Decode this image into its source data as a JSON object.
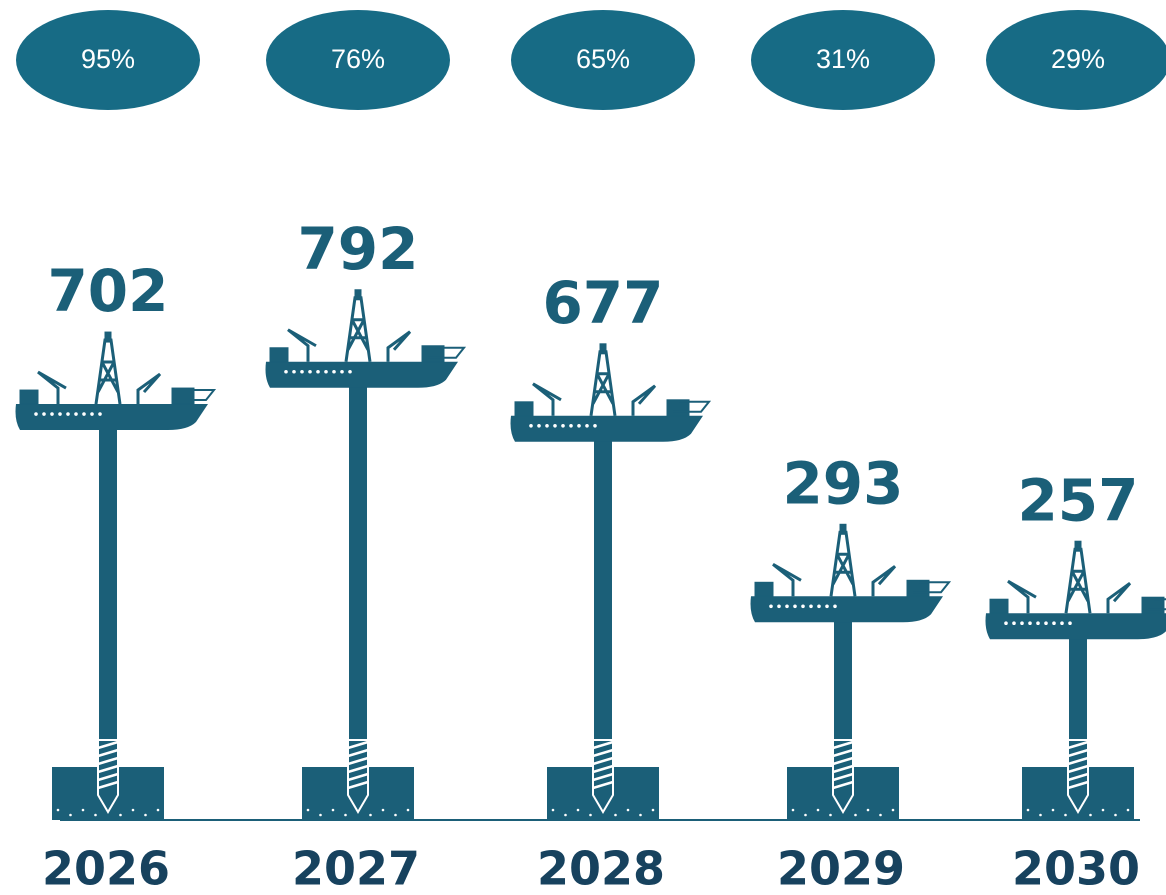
{
  "chart_data": {
    "type": "bar",
    "categories": [
      "2026",
      "2027",
      "2028",
      "2029",
      "2030"
    ],
    "series": [
      {
        "color": "#1b5f78",
        "values": [
          702,
          792,
          677,
          293,
          257
        ]
      },
      {
        "color": "#176b85",
        "values": [
          95,
          76,
          65,
          31,
          29
        ],
        "value_labels": [
          "95%",
          "76%",
          "65%",
          "31%",
          "29%"
        ]
      }
    ]
  }
}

=-=-=

In your copy of the records, include no pictures; repeat everything else exactly.

OUTPUT OF THE EXERCISE -
Decode this image into its source data as a JSON object.
{
  "chart_data": {
    "type": "bar",
    "categories": [
      "2026",
      "2027",
      "2028",
      "2029",
      "2030"
    ],
    "series": [
      {
        "color": "#1b5f78",
        "values": [
          702,
          792,
          677,
          293,
          257
        ]
      },
      {
        "color": "#176b85",
        "values": [
          95,
          76,
          65,
          31,
          29
        ],
        "value_labels": [
          "95%",
          "76%",
          "65%",
          "31%",
          "29%"
        ]
      }
    ]
  }
}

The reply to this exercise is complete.